==== Data extract
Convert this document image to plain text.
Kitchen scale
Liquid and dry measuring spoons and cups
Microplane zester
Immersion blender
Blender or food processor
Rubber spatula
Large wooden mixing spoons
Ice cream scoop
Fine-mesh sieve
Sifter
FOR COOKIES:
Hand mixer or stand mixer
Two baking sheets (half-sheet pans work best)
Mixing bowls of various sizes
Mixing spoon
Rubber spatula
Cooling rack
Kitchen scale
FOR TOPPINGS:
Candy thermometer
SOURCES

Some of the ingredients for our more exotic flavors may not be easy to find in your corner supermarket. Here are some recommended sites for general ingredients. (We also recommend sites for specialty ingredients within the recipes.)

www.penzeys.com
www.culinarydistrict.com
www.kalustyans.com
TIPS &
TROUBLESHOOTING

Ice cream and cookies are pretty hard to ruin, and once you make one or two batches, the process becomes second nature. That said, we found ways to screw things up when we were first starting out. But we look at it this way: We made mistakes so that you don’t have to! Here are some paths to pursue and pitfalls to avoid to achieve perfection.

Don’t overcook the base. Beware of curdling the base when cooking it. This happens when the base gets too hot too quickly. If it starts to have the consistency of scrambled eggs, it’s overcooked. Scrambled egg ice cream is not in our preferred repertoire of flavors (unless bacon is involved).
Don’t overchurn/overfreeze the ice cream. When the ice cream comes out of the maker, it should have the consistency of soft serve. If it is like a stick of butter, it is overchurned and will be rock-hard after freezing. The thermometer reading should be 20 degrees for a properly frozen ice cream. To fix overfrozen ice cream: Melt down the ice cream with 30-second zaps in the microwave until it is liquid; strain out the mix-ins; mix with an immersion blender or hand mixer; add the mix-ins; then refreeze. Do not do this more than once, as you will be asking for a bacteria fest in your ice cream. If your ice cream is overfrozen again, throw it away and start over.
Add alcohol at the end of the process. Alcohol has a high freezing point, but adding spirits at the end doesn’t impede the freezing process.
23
========
Action item: In the entries above, some lines hold the string "spoons". Copy each of them.

Problem solution:
Liquid and dry measuring spoons and cups
Large wooden mixing spoons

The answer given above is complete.